## Listed entries
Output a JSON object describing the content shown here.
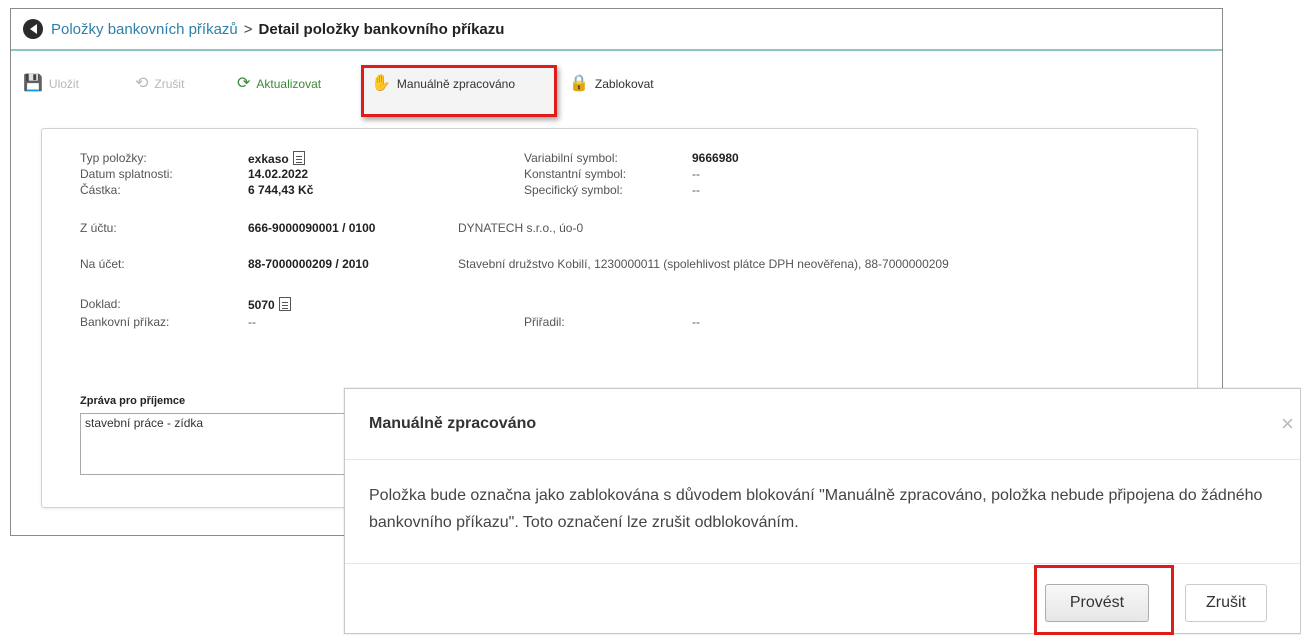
{
  "breadcrumb": {
    "parent": "Položky bankovních příkazů",
    "separator": ">",
    "current": "Detail položky bankovního příkazu"
  },
  "toolbar": {
    "save": "Uložit",
    "cancel": "Zrušit",
    "refresh": "Aktualizovat",
    "manual": "Manuálně zpracováno",
    "block": "Zablokovat"
  },
  "detail": {
    "type_label": "Typ položky:",
    "type_value": "exkaso",
    "due_label": "Datum splatnosti:",
    "due_value": "14.02.2022",
    "amount_label": "Částka:",
    "amount_value": "6 744,43 Kč",
    "vs_label": "Variabilní symbol:",
    "vs_value": "9666980",
    "ks_label": "Konstantní symbol:",
    "ks_value": "--",
    "ss_label": "Specifický symbol:",
    "ss_value": "--",
    "from_label": "Z účtu:",
    "from_value": "666-9000090001 / 0100",
    "from_name": "DYNATECH s.r.o., úo-0",
    "to_label": "Na účet:",
    "to_value": "88-7000000209 / 2010",
    "to_name": "Stavební družstvo Kobilí, 1230000011 (spolehlivost plátce DPH neověřena), 88-7000000209",
    "doc_label": "Doklad:",
    "doc_value": "5070",
    "order_label": "Bankovní příkaz:",
    "order_value": "--",
    "assign_label": "Přiřadil:",
    "assign_value": "--",
    "message_title": "Zpráva pro příjemce",
    "message_value": "stavební práce - zídka"
  },
  "modal": {
    "title": "Manuálně zpracováno",
    "close": "×",
    "body": "Položka bude označna jako zablokována s důvodem blokování \"Manuálně zpracováno, položka nebude připojena do žádného bankovního příkazu\". Toto označení lze zrušit odblokováním.",
    "confirm": "Provést",
    "cancel": "Zrušit"
  },
  "colors": {
    "highlight": "#e01b1b",
    "link": "#2f7fa8",
    "refresh": "#3a8a3a"
  }
}
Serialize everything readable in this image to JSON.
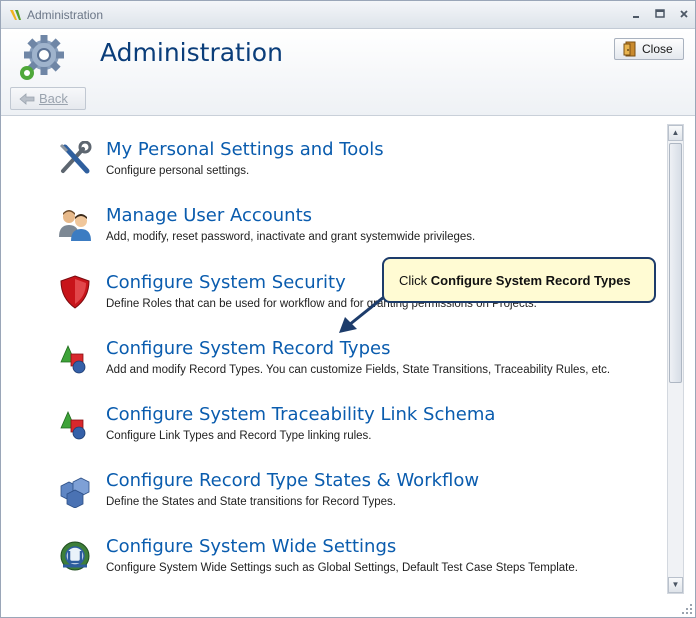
{
  "window": {
    "title": "Administration"
  },
  "header": {
    "title": "Administration",
    "close_label": "Close",
    "back_label": "Back"
  },
  "items": [
    {
      "title": "My Personal Settings and Tools",
      "description": "Configure personal settings.",
      "icon": "tools-icon"
    },
    {
      "title": "Manage User Accounts",
      "description": "Add, modify, reset password, inactivate and grant systemwide privileges.",
      "icon": "users-icon"
    },
    {
      "title": "Configure System Security",
      "description": "Define Roles that can be used for workflow and for granting permissions on Projects.",
      "icon": "shield-icon"
    },
    {
      "title": "Configure System Record Types",
      "description": "Add and modify Record Types. You can customize Fields, State Transitions, Traceability Rules, etc.",
      "icon": "shapes-icon"
    },
    {
      "title": "Configure System Traceability Link Schema",
      "description": "Configure Link Types and Record Type linking rules.",
      "icon": "shapes-icon"
    },
    {
      "title": "Configure Record Type States & Workflow",
      "description": "Define the States and State transitions for Record Types.",
      "icon": "cubes-icon"
    },
    {
      "title": "Configure System Wide Settings",
      "description": "Configure System Wide Settings such as Global Settings, Default Test Case Steps Template.",
      "icon": "globe-settings-icon"
    }
  ],
  "callout": {
    "prefix": "Click",
    "target": "Configure System Record Types"
  },
  "colors": {
    "link_blue": "#0a5cae",
    "title_blue": "#0a3d7a",
    "callout_bg": "#fffbd3",
    "callout_border": "#1d3c6b"
  }
}
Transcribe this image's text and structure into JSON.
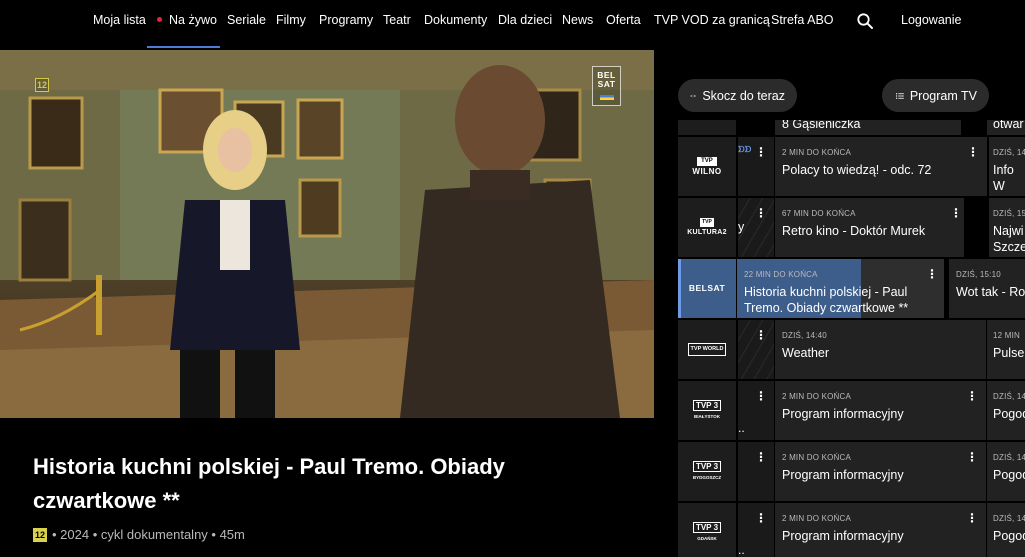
{
  "nav": {
    "items": [
      "Moja lista",
      "Na żywo",
      "Seriale",
      "Filmy",
      "Programy",
      "Teatr",
      "Dokumenty",
      "Dla dzieci",
      "News",
      "Oferta",
      "TVP VOD za granicą",
      "Strefa ABO"
    ],
    "login": "Logowanie",
    "active_item": "Na żywo",
    "accent_color": "#4d7cd6",
    "live_dot_color": "#e3263b"
  },
  "player": {
    "age_badge": "12",
    "channel_logo": "BEL SAT"
  },
  "program": {
    "title": "Historia kuchni polskiej - Paul Tremo. Obiady czwartkowe **",
    "age": "12",
    "meta": "• 2024 • cykl dokumentalny • 45m"
  },
  "buttons": {
    "jump": "Skocz do teraz",
    "guide": "Program TV"
  },
  "guide": {
    "top_row": {
      "current_title": "8 Gąsieniczka",
      "next_title": "otwar"
    },
    "rows": [
      {
        "channel": "TVP WILNO",
        "prev_title": "",
        "time": "2 MIN DO KOŃCA",
        "title": "Polacy to wiedzą! - odc. 72",
        "next_time": "DZIŚ, 14",
        "next_title": "Info W"
      },
      {
        "channel": "TVP KULTURA 2",
        "prev_title": "y",
        "time": "67 MIN DO KOŃCA",
        "title": "Retro kino - Doktór Murek",
        "next_time": "DZIŚ, 15",
        "next_title": "Najwi Szczep"
      },
      {
        "channel": "BELSAT",
        "prev_title": "",
        "time": "22 MIN DO KOŃCA",
        "title": "Historia kuchni polskiej - Paul Tremo. Obiady czwartkowe **",
        "next_time": "DZIŚ, 15:10",
        "next_title": "Wot tak - Roz",
        "progress": 0.6
      },
      {
        "channel": "TVP WORLD",
        "prev_title": "",
        "time": "DZIŚ, 14:40",
        "title": "Weather",
        "next_time": "12 MIN",
        "next_title": "Pulse"
      },
      {
        "channel": "TVP3 BIAŁYSTOK",
        "prev_title": "..",
        "time": "2 MIN DO KOŃCA",
        "title": "Program informacyjny",
        "next_time": "DZIŚ, 14",
        "next_title": "Pogod"
      },
      {
        "channel": "TVP3 BYDGOSZCZ",
        "prev_title": "",
        "time": "2 MIN DO KOŃCA",
        "title": "Program informacyjny",
        "next_time": "DZIŚ, 14",
        "next_title": "Pogod"
      },
      {
        "channel": "TVP3 GDAŃSK",
        "prev_title": "..",
        "time": "2 MIN DO KOŃCA",
        "title": "Program informacyjny",
        "next_time": "DZIŚ, 14",
        "next_title": "Pogod"
      }
    ]
  }
}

## Task objective
How many lines in these entries contain the string "Administration"? State the number and nothing more.

## Answer to the problem
2